## ROWS
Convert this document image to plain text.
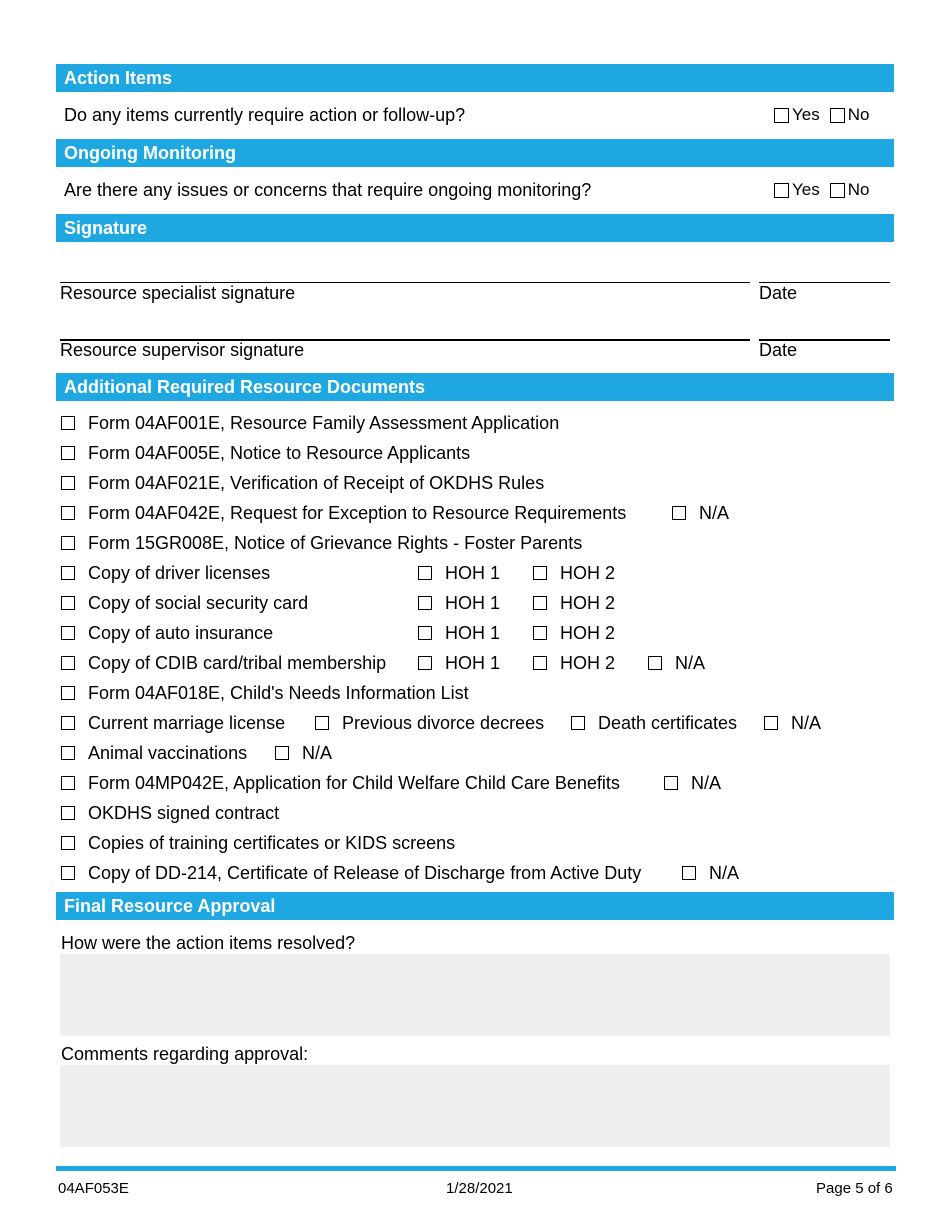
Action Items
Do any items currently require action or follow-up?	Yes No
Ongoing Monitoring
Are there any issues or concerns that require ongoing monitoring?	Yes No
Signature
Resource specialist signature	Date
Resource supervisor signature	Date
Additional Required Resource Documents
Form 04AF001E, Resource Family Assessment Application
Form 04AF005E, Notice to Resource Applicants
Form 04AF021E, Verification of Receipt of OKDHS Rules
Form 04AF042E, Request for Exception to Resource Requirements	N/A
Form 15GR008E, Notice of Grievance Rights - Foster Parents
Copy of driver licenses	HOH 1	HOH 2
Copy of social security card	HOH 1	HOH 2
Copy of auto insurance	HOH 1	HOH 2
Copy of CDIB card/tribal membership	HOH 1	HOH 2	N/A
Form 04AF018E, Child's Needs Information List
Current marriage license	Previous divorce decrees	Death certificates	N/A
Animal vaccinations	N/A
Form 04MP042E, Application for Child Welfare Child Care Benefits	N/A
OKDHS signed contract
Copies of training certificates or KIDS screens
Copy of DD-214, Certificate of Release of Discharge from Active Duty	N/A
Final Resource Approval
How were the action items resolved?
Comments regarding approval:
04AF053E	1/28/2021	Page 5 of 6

## PROBLEM TO WORK ON
Find the string "Application" in the records, then copy each line where it occurs.

## RESULT BELOW
Form 04AF001E, Resource Family Assessment Application
Form 04MP042E, Application for Child Welfare Child Care Benefits	N/A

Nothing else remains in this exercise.